Pick out every line of the entries below where "каталогами" occurs, and copy those lines.

(Stored records)
━━━━

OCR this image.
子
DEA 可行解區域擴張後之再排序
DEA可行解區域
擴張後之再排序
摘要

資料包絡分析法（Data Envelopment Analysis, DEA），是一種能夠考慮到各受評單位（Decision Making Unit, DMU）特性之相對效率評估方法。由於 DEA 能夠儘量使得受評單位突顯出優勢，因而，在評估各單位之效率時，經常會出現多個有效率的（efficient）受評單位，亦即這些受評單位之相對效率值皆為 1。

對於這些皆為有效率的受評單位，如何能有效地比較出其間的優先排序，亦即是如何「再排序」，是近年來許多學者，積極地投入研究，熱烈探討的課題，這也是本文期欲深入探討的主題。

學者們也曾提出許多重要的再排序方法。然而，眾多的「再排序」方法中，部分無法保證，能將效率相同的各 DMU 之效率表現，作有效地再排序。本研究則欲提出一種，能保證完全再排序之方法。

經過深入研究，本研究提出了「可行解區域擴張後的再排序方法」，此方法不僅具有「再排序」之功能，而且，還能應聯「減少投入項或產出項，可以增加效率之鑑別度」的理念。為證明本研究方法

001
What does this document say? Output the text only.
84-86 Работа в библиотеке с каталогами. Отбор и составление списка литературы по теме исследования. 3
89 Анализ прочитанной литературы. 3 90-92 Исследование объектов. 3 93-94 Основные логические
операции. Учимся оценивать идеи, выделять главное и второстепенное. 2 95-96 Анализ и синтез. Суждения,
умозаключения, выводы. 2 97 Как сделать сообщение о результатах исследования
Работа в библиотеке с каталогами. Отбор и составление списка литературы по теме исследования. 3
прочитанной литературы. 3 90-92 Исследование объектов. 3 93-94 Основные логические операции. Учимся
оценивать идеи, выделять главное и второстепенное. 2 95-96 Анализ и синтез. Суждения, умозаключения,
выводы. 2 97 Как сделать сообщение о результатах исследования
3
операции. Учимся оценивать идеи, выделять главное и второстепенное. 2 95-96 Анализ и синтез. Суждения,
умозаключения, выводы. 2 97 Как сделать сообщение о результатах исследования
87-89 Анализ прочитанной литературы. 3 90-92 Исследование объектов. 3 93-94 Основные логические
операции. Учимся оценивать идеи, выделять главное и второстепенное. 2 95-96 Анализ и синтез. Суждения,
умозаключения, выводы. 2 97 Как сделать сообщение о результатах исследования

━━━━

**Solution for this exercise:**
84-86 Работа в библиотеке с каталогами. Отбор и составление списка литературы по теме исследования. 3
Работа в библиотеке с каталогами. Отбор и составление списка литературы по теме исследования. 3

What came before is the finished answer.